>> START Dataset extract
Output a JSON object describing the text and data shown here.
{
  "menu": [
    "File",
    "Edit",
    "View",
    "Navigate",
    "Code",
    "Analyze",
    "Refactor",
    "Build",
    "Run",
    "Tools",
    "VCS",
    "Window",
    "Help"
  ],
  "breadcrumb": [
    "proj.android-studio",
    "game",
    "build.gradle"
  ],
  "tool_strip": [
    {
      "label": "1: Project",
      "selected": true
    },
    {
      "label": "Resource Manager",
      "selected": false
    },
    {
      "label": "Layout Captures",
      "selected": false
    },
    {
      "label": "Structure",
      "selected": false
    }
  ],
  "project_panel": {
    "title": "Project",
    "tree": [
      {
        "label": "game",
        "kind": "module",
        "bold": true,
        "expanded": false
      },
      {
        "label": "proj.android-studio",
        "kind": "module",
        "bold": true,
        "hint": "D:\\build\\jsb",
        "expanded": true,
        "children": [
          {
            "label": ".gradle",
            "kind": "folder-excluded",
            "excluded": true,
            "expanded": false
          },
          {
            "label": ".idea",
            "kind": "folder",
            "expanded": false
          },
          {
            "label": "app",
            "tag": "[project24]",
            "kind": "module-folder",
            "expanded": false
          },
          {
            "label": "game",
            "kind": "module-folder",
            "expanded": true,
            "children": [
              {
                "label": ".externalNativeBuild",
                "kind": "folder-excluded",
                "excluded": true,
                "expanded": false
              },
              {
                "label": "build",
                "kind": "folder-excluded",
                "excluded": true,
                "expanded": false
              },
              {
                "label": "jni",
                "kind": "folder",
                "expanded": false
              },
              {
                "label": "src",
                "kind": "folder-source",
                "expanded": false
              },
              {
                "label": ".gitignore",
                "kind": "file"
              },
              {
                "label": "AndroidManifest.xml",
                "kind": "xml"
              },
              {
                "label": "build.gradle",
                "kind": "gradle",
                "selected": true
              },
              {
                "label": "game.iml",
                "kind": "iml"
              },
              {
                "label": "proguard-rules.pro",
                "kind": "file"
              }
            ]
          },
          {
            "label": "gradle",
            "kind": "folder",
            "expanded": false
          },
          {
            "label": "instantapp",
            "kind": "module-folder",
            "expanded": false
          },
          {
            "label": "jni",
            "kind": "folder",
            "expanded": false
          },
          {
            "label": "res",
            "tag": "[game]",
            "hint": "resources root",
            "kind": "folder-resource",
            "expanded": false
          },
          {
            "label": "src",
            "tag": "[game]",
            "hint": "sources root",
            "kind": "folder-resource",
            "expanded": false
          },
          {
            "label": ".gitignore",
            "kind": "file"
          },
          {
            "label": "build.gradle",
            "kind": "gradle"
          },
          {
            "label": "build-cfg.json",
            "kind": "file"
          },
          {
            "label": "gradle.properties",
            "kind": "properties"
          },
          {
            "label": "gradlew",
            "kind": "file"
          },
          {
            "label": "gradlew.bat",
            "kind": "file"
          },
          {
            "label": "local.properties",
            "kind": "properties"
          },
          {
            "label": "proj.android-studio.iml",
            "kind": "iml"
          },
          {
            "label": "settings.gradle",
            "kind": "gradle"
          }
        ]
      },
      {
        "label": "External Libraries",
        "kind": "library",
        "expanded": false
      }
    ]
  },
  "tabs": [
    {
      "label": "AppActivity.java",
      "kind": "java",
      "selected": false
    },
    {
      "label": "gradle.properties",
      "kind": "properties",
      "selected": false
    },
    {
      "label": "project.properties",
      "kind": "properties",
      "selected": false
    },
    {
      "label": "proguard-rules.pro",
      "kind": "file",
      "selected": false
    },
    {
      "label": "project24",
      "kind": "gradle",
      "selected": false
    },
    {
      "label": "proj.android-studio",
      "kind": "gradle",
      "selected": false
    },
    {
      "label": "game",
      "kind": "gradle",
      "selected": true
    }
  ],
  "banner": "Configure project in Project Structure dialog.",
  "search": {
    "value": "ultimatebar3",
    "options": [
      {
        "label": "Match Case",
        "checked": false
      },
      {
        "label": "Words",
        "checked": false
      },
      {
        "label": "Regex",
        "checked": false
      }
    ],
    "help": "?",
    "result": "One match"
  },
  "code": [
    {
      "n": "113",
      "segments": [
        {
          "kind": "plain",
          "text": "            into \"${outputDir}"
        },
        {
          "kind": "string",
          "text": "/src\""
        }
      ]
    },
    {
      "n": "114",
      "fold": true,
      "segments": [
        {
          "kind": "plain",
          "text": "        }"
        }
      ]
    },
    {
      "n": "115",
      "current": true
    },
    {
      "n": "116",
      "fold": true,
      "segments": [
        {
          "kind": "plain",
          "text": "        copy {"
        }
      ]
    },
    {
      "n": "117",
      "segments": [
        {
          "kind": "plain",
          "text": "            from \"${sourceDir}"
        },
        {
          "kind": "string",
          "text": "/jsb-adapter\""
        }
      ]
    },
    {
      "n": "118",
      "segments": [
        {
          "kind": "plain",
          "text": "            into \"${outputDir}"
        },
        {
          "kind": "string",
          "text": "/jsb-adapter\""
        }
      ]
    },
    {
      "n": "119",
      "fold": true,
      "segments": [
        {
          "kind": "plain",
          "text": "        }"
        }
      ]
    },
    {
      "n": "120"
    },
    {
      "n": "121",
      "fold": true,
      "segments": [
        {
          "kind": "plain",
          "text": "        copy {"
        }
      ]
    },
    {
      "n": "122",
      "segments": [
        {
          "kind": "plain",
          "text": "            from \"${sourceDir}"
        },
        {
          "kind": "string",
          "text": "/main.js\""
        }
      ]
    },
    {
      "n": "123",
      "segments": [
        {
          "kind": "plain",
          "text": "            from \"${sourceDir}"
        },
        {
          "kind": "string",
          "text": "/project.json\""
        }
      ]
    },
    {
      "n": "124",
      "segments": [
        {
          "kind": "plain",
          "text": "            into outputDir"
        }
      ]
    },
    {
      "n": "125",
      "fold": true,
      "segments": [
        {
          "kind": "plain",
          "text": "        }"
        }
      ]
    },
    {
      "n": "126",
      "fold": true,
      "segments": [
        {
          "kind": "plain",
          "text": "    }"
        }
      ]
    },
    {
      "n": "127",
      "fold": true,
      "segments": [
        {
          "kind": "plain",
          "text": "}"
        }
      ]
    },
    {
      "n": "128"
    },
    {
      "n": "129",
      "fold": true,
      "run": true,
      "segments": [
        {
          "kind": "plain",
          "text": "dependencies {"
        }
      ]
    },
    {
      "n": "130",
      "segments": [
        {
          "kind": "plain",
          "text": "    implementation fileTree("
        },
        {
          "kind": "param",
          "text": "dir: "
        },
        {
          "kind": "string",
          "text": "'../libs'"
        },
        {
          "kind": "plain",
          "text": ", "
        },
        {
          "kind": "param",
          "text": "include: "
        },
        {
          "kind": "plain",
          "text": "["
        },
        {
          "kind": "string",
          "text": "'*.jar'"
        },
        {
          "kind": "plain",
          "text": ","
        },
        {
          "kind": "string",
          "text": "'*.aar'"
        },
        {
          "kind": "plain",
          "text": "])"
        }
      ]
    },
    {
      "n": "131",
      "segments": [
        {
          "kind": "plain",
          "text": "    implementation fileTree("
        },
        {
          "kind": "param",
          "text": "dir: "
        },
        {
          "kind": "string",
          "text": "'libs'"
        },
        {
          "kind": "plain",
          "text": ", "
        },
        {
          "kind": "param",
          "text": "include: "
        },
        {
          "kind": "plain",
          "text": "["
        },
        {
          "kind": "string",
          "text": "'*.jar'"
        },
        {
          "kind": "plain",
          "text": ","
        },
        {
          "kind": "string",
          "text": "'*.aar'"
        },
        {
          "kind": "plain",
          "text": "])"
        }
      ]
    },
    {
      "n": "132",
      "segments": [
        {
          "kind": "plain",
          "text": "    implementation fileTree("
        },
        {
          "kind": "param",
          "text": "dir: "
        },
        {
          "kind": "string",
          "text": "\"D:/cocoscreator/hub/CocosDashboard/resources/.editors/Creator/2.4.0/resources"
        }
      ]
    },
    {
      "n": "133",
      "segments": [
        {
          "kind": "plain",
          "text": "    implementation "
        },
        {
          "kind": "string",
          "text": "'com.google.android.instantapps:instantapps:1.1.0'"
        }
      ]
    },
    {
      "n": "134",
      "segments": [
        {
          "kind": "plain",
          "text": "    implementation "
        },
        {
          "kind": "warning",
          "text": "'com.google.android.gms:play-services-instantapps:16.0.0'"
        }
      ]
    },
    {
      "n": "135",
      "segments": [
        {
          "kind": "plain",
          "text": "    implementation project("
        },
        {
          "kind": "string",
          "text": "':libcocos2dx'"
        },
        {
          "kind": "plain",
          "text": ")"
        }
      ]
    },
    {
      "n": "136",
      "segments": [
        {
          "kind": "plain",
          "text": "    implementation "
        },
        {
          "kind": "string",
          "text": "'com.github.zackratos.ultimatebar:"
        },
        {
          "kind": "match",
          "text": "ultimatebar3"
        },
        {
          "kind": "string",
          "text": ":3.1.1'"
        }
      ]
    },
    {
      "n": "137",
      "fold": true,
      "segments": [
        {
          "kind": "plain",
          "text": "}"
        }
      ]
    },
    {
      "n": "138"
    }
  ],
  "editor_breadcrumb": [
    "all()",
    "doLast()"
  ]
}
>> END Dataset extract
(What is asked) From the data, list each line in which the string "hint" appears.

(Complete response)
        "hint": "D:\\build\\jsb",
            "hint": "resources root",
            "hint": "sources root",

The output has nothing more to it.